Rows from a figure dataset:
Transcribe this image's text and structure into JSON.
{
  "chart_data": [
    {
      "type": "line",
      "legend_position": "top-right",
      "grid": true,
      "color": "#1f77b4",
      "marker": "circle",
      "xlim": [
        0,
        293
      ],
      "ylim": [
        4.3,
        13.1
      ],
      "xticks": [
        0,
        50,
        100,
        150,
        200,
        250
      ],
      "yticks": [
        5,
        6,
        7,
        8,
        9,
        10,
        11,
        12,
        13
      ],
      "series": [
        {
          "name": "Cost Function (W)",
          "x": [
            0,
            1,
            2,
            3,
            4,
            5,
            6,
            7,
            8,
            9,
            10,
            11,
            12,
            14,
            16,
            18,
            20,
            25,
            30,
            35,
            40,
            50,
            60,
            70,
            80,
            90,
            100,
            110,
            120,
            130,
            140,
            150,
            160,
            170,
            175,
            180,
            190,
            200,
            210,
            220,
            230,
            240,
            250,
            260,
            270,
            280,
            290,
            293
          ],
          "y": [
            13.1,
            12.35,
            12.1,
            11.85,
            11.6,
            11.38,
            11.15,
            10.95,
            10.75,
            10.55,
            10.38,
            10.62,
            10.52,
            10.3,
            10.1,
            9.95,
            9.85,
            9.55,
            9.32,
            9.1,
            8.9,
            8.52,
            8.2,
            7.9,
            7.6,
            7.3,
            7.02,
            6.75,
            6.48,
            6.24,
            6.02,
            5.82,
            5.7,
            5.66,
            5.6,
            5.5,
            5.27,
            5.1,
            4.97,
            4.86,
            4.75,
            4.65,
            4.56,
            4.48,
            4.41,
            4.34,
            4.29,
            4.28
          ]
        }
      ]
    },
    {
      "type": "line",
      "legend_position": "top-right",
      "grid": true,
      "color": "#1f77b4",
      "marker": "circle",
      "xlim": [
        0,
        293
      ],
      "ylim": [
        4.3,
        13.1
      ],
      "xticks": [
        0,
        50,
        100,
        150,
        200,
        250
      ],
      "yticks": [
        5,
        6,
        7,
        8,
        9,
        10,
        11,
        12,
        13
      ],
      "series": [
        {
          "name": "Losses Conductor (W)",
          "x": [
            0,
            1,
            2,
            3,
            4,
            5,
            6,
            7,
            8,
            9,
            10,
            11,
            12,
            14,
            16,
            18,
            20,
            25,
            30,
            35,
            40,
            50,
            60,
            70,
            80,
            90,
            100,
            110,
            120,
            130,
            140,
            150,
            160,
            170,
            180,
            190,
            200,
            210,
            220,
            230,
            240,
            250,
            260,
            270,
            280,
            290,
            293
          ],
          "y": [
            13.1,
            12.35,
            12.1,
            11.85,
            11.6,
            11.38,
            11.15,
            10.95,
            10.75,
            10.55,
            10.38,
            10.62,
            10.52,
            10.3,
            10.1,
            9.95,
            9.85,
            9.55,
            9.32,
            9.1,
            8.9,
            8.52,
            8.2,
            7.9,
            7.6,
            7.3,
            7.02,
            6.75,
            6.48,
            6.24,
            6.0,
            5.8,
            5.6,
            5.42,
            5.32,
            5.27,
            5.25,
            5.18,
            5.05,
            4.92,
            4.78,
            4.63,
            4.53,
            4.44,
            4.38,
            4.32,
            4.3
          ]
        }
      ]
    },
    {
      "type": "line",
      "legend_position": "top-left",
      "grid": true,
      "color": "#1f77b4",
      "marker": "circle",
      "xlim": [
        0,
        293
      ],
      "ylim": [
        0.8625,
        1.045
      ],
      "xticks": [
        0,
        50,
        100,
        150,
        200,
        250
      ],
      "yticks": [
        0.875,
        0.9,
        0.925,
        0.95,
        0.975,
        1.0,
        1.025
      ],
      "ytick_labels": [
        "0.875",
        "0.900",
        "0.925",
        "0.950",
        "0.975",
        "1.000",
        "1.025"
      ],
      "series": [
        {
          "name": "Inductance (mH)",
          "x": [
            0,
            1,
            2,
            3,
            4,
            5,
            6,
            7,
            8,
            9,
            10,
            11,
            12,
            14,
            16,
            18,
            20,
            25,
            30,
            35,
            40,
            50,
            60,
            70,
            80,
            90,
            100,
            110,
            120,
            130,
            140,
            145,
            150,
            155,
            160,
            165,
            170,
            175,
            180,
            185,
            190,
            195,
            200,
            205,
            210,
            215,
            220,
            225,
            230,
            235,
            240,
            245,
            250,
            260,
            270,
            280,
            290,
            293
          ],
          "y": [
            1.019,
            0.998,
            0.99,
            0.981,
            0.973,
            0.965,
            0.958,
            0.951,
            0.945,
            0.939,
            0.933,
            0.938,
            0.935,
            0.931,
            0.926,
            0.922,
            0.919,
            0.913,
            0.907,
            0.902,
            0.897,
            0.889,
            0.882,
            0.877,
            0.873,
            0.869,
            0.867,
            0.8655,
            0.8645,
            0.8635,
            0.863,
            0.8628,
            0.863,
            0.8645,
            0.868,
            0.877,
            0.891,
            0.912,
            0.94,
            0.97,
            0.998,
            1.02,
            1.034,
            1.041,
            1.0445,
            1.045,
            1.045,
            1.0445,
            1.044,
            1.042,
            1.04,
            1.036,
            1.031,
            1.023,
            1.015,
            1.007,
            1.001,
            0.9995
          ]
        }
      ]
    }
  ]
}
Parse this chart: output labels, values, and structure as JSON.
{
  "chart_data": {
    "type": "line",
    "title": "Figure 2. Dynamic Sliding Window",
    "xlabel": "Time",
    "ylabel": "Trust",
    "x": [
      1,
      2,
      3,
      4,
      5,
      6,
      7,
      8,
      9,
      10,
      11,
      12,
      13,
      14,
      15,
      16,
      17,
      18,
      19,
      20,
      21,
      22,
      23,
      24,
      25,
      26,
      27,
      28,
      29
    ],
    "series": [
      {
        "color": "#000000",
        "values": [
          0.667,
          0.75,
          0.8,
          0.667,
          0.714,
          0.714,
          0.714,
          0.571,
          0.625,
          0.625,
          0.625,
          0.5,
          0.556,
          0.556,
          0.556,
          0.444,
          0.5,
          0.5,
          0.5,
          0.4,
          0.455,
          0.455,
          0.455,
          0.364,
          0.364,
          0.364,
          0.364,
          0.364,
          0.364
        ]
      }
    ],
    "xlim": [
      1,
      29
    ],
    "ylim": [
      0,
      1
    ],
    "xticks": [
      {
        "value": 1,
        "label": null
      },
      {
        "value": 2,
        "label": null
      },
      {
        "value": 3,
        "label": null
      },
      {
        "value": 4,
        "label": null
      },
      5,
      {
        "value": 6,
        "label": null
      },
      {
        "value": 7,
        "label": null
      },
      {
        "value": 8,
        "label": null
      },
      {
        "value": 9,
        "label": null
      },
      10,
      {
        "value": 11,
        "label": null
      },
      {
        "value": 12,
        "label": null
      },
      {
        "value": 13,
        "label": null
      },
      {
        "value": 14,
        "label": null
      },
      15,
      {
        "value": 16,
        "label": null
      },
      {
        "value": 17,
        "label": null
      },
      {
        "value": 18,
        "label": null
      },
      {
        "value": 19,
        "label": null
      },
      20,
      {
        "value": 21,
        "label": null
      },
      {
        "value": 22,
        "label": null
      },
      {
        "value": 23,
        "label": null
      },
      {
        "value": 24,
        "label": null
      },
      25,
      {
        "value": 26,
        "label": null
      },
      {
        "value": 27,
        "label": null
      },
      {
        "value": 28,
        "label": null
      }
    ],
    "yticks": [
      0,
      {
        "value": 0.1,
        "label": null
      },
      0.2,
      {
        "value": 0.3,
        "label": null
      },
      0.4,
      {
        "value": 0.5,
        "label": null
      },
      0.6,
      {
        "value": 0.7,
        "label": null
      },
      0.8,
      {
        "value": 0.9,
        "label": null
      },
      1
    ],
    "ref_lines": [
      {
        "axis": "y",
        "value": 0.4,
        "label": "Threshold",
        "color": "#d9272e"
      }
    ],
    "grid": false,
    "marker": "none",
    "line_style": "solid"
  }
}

* Set exercise *
Show each line of the listing that holds the string "structure".

* Solution to this problem *
Transcribe this image's text and structure into JSON.
Parse this chart: output labels, values, and structure as JSON.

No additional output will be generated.